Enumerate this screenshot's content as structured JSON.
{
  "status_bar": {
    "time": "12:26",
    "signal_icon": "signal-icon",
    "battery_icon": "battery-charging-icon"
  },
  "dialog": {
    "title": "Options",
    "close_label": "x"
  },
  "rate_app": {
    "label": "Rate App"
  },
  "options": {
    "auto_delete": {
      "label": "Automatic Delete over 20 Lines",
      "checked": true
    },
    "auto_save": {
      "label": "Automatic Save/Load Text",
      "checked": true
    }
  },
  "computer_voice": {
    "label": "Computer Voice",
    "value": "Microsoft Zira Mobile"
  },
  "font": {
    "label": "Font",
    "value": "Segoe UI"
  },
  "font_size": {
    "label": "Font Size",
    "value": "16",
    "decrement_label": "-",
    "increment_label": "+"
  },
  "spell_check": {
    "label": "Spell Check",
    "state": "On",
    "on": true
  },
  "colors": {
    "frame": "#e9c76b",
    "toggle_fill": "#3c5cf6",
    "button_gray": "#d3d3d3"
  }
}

# # # # #

## [Exercise task]
Extract every line that has the string "icon" in it.

## [Complete answer]
    "signal_icon": "signal-icon",
    "battery_icon": "battery-charging-icon"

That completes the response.